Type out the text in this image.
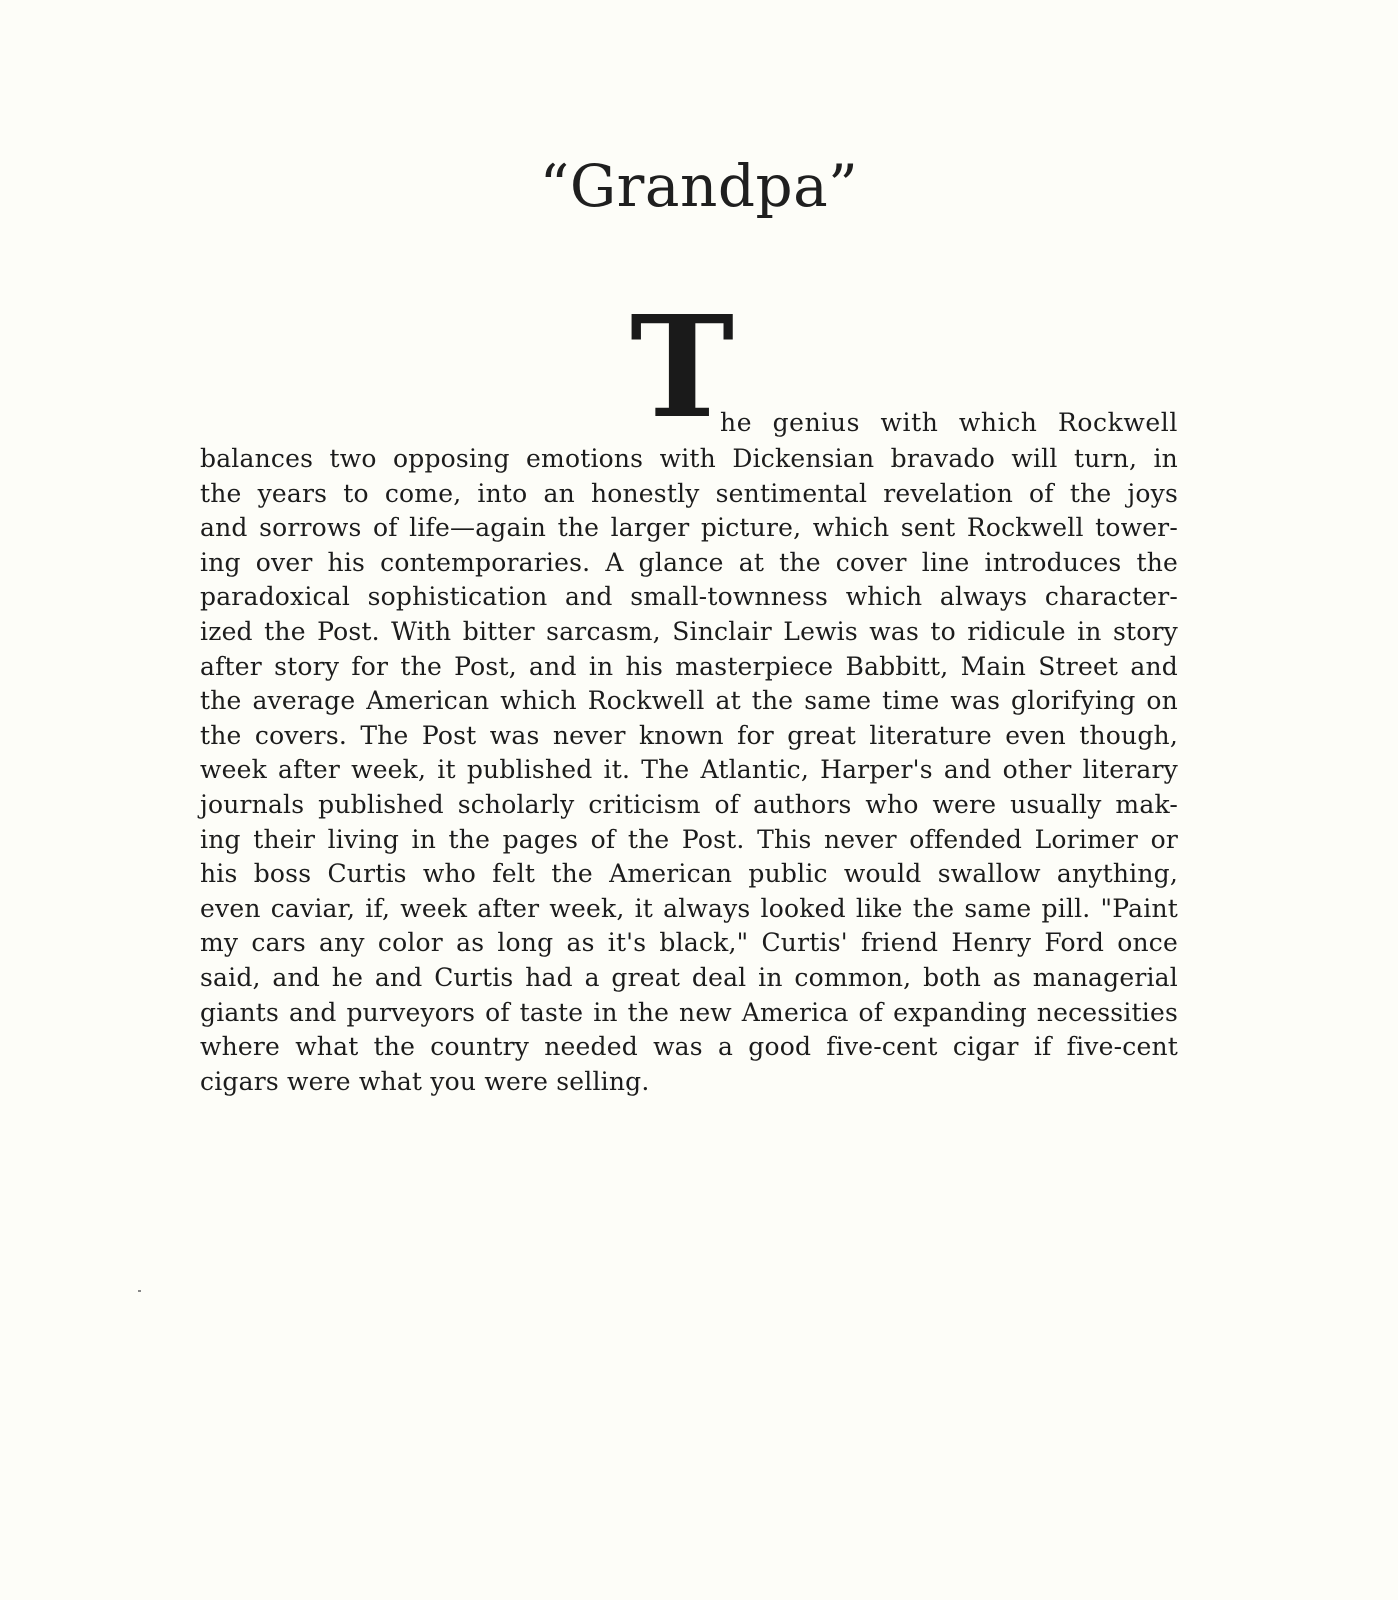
“Grandpa”
T
he genius with which Rockwell
balances two opposing emotions with Dickensian bravado will turn, in
the years to come, into an honestly sentimental revelation of the joys
and sorrows of life—again the larger picture, which sent Rockwell tower-
ing over his contemporaries. A glance at the cover line introduces the
paradoxical sophistication and small-townness which always character-
ized the Post. With bitter sarcasm, Sinclair Lewis was to ridicule in story
after story for the Post, and in his masterpiece Babbitt, Main Street and
the average American which Rockwell at the same time was glorifying on
the covers. The Post was never known for great literature even though,
week after week, it published it. The Atlantic, Harper's and other literary
journals published scholarly criticism of authors who were usually mak-
ing their living in the pages of the Post. This never offended Lorimer or
his boss Curtis who felt the American public would swallow anything,
even caviar, if, week after week, it always looked like the same pill. "Paint
my cars any color as long as it's black," Curtis' friend Henry Ford once
said, and he and Curtis had a great deal in common, both as managerial
giants and purveyors of taste in the new America of expanding necessities
where what the country needed was a good five-cent cigar if five-cent
cigars were what you were selling.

· · · ·

Transcribe each line above verbatim, with the pictures left out.

Type out the text in this image.
“Grandpa”
T
he genius with which Rockwell
balances two opposing emotions with Dickensian bravado will turn, in
the years to come, into an honestly sentimental revelation of the joys
and sorrows of life—again the larger picture, which sent Rockwell tower-
ing over his contemporaries. A glance at the cover line introduces the
paradoxical sophistication and small-townness which always character-
ized the Post. With bitter sarcasm, Sinclair Lewis was to ridicule in story
after story for the Post, and in his masterpiece Babbitt, Main Street and
the average American which Rockwell at the same time was glorifying on
the covers. The Post was never known for great literature even though,
week after week, it published it. The Atlantic, Harper's and other literary
journals published scholarly criticism of authors who were usually mak-
ing their living in the pages of the Post. This never offended Lorimer or
his boss Curtis who felt the American public would swallow anything,
even caviar, if, week after week, it always looked like the same pill. "Paint
my cars any color as long as it's black," Curtis' friend Henry Ford once
said, and he and Curtis had a great deal in common, both as managerial
giants and purveyors of taste in the new America of expanding necessities
where what the country needed was a good five-cent cigar if five-cent
cigars were what you were selling.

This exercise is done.